• Request: Only the lines holding the string "name" are needed. Copy each one.

• Materials provided:
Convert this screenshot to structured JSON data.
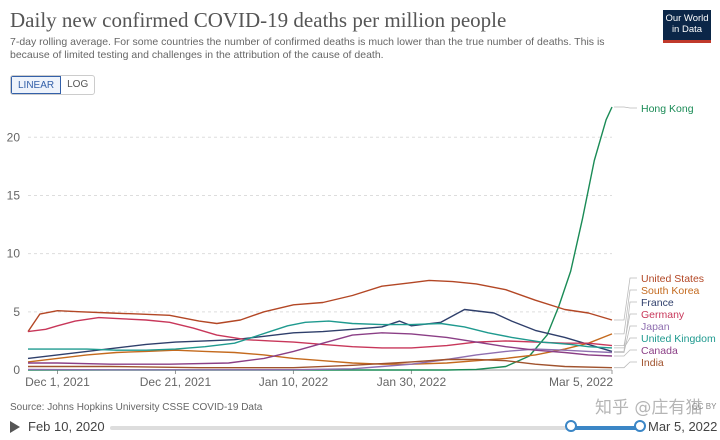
{
  "header": {
    "title": "Daily new confirmed COVID-19 deaths per million people",
    "subtitle": "7-day rolling average. For some countries the number of confirmed deaths is much lower than the true number of deaths. This is because of limited testing and challenges in the attribution of the cause of death.",
    "logo_line1": "Our World",
    "logo_line2": "in Data"
  },
  "scale_toggle": {
    "linear": "LINEAR",
    "log": "LOG",
    "selected": "LINEAR"
  },
  "footer": {
    "source": "Source: Johns Hopkins University CSSE COVID-19 Data",
    "license": "CC BY",
    "watermark": "知乎 @庄有猫"
  },
  "timeline": {
    "start_label": "Feb 10, 2020",
    "end_label": "Mar 5, 2022",
    "selection_start_fraction": 0.87,
    "selection_end_fraction": 1.0
  },
  "colors": {
    "hong_kong": "#1a8b56",
    "united_states": "#b34725",
    "south_korea": "#c46a1e",
    "france": "#2f3f6b",
    "germany": "#c8375a",
    "japan": "#8f6fb0",
    "united_kingdom": "#1f9a8f",
    "canada": "#8b3f86",
    "india": "#a0522d"
  },
  "chart_data": {
    "type": "line",
    "title": "Daily new confirmed COVID-19 deaths per million people",
    "x_ticks": [
      "Dec 1, 2021",
      "Dec 21, 2021",
      "Jan 10, 2022",
      "Jan 30, 2022",
      "Mar 5, 2022"
    ],
    "x_range": [
      "2021-11-26",
      "2022-03-05"
    ],
    "y_ticks": [
      "0",
      "5",
      "10",
      "15",
      "20"
    ],
    "ylim": [
      0,
      22.6
    ],
    "grid": "horizontal dashed",
    "series": [
      {
        "name": "Hong Kong",
        "color": "#1a8b56",
        "points": [
          [
            "2021-11-26",
            0
          ],
          [
            "2022-02-05",
            0
          ],
          [
            "2022-02-10",
            0.05
          ],
          [
            "2022-02-15",
            0.3
          ],
          [
            "2022-02-19",
            1.2
          ],
          [
            "2022-02-22",
            3.0
          ],
          [
            "2022-02-24",
            5.5
          ],
          [
            "2022-02-26",
            8.5
          ],
          [
            "2022-02-28",
            13.0
          ],
          [
            "2022-03-02",
            18.0
          ],
          [
            "2022-03-04",
            21.5
          ],
          [
            "2022-03-05",
            22.6
          ]
        ]
      },
      {
        "name": "United States",
        "color": "#b34725",
        "points": [
          [
            "2021-11-26",
            3.3
          ],
          [
            "2021-11-28",
            4.8
          ],
          [
            "2021-12-01",
            5.1
          ],
          [
            "2021-12-05",
            5.0
          ],
          [
            "2021-12-10",
            4.9
          ],
          [
            "2021-12-15",
            4.8
          ],
          [
            "2021-12-20",
            4.7
          ],
          [
            "2021-12-25",
            4.2
          ],
          [
            "2021-12-28",
            4.0
          ],
          [
            "2022-01-01",
            4.3
          ],
          [
            "2022-01-05",
            5.0
          ],
          [
            "2022-01-10",
            5.6
          ],
          [
            "2022-01-15",
            5.8
          ],
          [
            "2022-01-20",
            6.4
          ],
          [
            "2022-01-25",
            7.2
          ],
          [
            "2022-01-30",
            7.5
          ],
          [
            "2022-02-02",
            7.7
          ],
          [
            "2022-02-06",
            7.6
          ],
          [
            "2022-02-10",
            7.4
          ],
          [
            "2022-02-15",
            6.9
          ],
          [
            "2022-02-20",
            6.0
          ],
          [
            "2022-02-25",
            5.2
          ],
          [
            "2022-03-01",
            4.9
          ],
          [
            "2022-03-05",
            4.3
          ]
        ]
      },
      {
        "name": "South Korea",
        "color": "#c46a1e",
        "points": [
          [
            "2021-11-26",
            0.7
          ],
          [
            "2021-12-01",
            1.0
          ],
          [
            "2021-12-06",
            1.3
          ],
          [
            "2021-12-11",
            1.5
          ],
          [
            "2021-12-16",
            1.6
          ],
          [
            "2021-12-21",
            1.7
          ],
          [
            "2021-12-26",
            1.6
          ],
          [
            "2021-12-31",
            1.5
          ],
          [
            "2022-01-05",
            1.3
          ],
          [
            "2022-01-10",
            1.0
          ],
          [
            "2022-01-15",
            0.8
          ],
          [
            "2022-01-20",
            0.6
          ],
          [
            "2022-01-25",
            0.5
          ],
          [
            "2022-01-30",
            0.5
          ],
          [
            "2022-02-05",
            0.6
          ],
          [
            "2022-02-10",
            0.8
          ],
          [
            "2022-02-15",
            1.0
          ],
          [
            "2022-02-20",
            1.3
          ],
          [
            "2022-02-25",
            1.8
          ],
          [
            "2022-03-01",
            2.3
          ],
          [
            "2022-03-05",
            3.1
          ]
        ]
      },
      {
        "name": "France",
        "color": "#2f3f6b",
        "points": [
          [
            "2021-11-26",
            1.0
          ],
          [
            "2021-12-01",
            1.3
          ],
          [
            "2021-12-06",
            1.6
          ],
          [
            "2021-12-11",
            1.9
          ],
          [
            "2021-12-16",
            2.2
          ],
          [
            "2021-12-21",
            2.4
          ],
          [
            "2021-12-26",
            2.5
          ],
          [
            "2021-12-31",
            2.6
          ],
          [
            "2022-01-05",
            2.9
          ],
          [
            "2022-01-10",
            3.2
          ],
          [
            "2022-01-15",
            3.3
          ],
          [
            "2022-01-20",
            3.5
          ],
          [
            "2022-01-25",
            3.7
          ],
          [
            "2022-01-28",
            4.2
          ],
          [
            "2022-01-30",
            3.8
          ],
          [
            "2022-02-04",
            4.1
          ],
          [
            "2022-02-08",
            5.2
          ],
          [
            "2022-02-13",
            4.9
          ],
          [
            "2022-02-16",
            4.2
          ],
          [
            "2022-02-20",
            3.4
          ],
          [
            "2022-02-25",
            2.8
          ],
          [
            "2022-03-01",
            2.2
          ],
          [
            "2022-03-05",
            1.6
          ]
        ]
      },
      {
        "name": "Germany",
        "color": "#c8375a",
        "points": [
          [
            "2021-11-26",
            3.3
          ],
          [
            "2021-11-29",
            3.5
          ],
          [
            "2021-12-01",
            3.8
          ],
          [
            "2021-12-04",
            4.2
          ],
          [
            "2021-12-08",
            4.5
          ],
          [
            "2021-12-12",
            4.4
          ],
          [
            "2021-12-16",
            4.3
          ],
          [
            "2021-12-20",
            4.1
          ],
          [
            "2021-12-24",
            3.6
          ],
          [
            "2021-12-28",
            3.0
          ],
          [
            "2022-01-02",
            2.6
          ],
          [
            "2022-01-06",
            2.5
          ],
          [
            "2022-01-10",
            2.4
          ],
          [
            "2022-01-15",
            2.2
          ],
          [
            "2022-01-20",
            2.0
          ],
          [
            "2022-01-25",
            1.9
          ],
          [
            "2022-01-30",
            1.9
          ],
          [
            "2022-02-05",
            2.1
          ],
          [
            "2022-02-10",
            2.4
          ],
          [
            "2022-02-15",
            2.5
          ],
          [
            "2022-02-20",
            2.4
          ],
          [
            "2022-02-25",
            2.3
          ],
          [
            "2022-03-01",
            2.3
          ],
          [
            "2022-03-05",
            2.1
          ]
        ]
      },
      {
        "name": "Japan",
        "color": "#8f6fb0",
        "points": [
          [
            "2021-11-26",
            0.05
          ],
          [
            "2021-12-10",
            0.02
          ],
          [
            "2021-12-25",
            0.02
          ],
          [
            "2022-01-10",
            0.03
          ],
          [
            "2022-01-20",
            0.1
          ],
          [
            "2022-01-25",
            0.3
          ],
          [
            "2022-01-30",
            0.5
          ],
          [
            "2022-02-05",
            0.9
          ],
          [
            "2022-02-10",
            1.3
          ],
          [
            "2022-02-15",
            1.6
          ],
          [
            "2022-02-20",
            1.8
          ],
          [
            "2022-02-25",
            1.7
          ],
          [
            "2022-03-01",
            1.6
          ],
          [
            "2022-03-05",
            1.5
          ]
        ]
      },
      {
        "name": "United Kingdom",
        "color": "#1f9a8f",
        "points": [
          [
            "2021-11-26",
            1.8
          ],
          [
            "2021-12-01",
            1.8
          ],
          [
            "2021-12-06",
            1.8
          ],
          [
            "2021-12-11",
            1.7
          ],
          [
            "2021-12-16",
            1.7
          ],
          [
            "2021-12-21",
            1.8
          ],
          [
            "2021-12-26",
            2.0
          ],
          [
            "2021-12-31",
            2.3
          ],
          [
            "2022-01-03",
            2.8
          ],
          [
            "2022-01-06",
            3.3
          ],
          [
            "2022-01-09",
            3.8
          ],
          [
            "2022-01-12",
            4.1
          ],
          [
            "2022-01-16",
            4.2
          ],
          [
            "2022-01-20",
            4.0
          ],
          [
            "2022-01-25",
            3.9
          ],
          [
            "2022-01-30",
            3.9
          ],
          [
            "2022-02-04",
            4.0
          ],
          [
            "2022-02-08",
            3.7
          ],
          [
            "2022-02-12",
            3.2
          ],
          [
            "2022-02-16",
            2.8
          ],
          [
            "2022-02-21",
            2.4
          ],
          [
            "2022-02-26",
            2.2
          ],
          [
            "2022-03-01",
            2.0
          ],
          [
            "2022-03-05",
            1.9
          ]
        ]
      },
      {
        "name": "Canada",
        "color": "#8b3f86",
        "points": [
          [
            "2021-11-26",
            0.6
          ],
          [
            "2021-12-01",
            0.6
          ],
          [
            "2021-12-10",
            0.5
          ],
          [
            "2021-12-20",
            0.5
          ],
          [
            "2021-12-30",
            0.6
          ],
          [
            "2022-01-05",
            1.0
          ],
          [
            "2022-01-10",
            1.6
          ],
          [
            "2022-01-15",
            2.3
          ],
          [
            "2022-01-20",
            3.0
          ],
          [
            "2022-01-25",
            3.2
          ],
          [
            "2022-01-30",
            3.1
          ],
          [
            "2022-02-05",
            2.8
          ],
          [
            "2022-02-10",
            2.4
          ],
          [
            "2022-02-15",
            2.0
          ],
          [
            "2022-02-20",
            1.7
          ],
          [
            "2022-02-25",
            1.5
          ],
          [
            "2022-03-01",
            1.3
          ],
          [
            "2022-03-05",
            1.2
          ]
        ]
      },
      {
        "name": "India",
        "color": "#a0522d",
        "points": [
          [
            "2021-11-26",
            0.3
          ],
          [
            "2021-12-10",
            0.3
          ],
          [
            "2021-12-25",
            0.2
          ],
          [
            "2022-01-10",
            0.2
          ],
          [
            "2022-01-20",
            0.4
          ],
          [
            "2022-01-30",
            0.7
          ],
          [
            "2022-02-05",
            0.9
          ],
          [
            "2022-02-10",
            0.9
          ],
          [
            "2022-02-15",
            0.8
          ],
          [
            "2022-02-20",
            0.5
          ],
          [
            "2022-02-25",
            0.3
          ],
          [
            "2022-03-05",
            0.2
          ]
        ]
      }
    ]
  }
}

• Output of the task:
        "name": "Hong Kong",
        "name": "United States",
        "name": "South Korea",
        "name": "France",
        "name": "Germany",
        "name": "Japan",
        "name": "United Kingdom",
        "name": "Canada",
        "name": "India",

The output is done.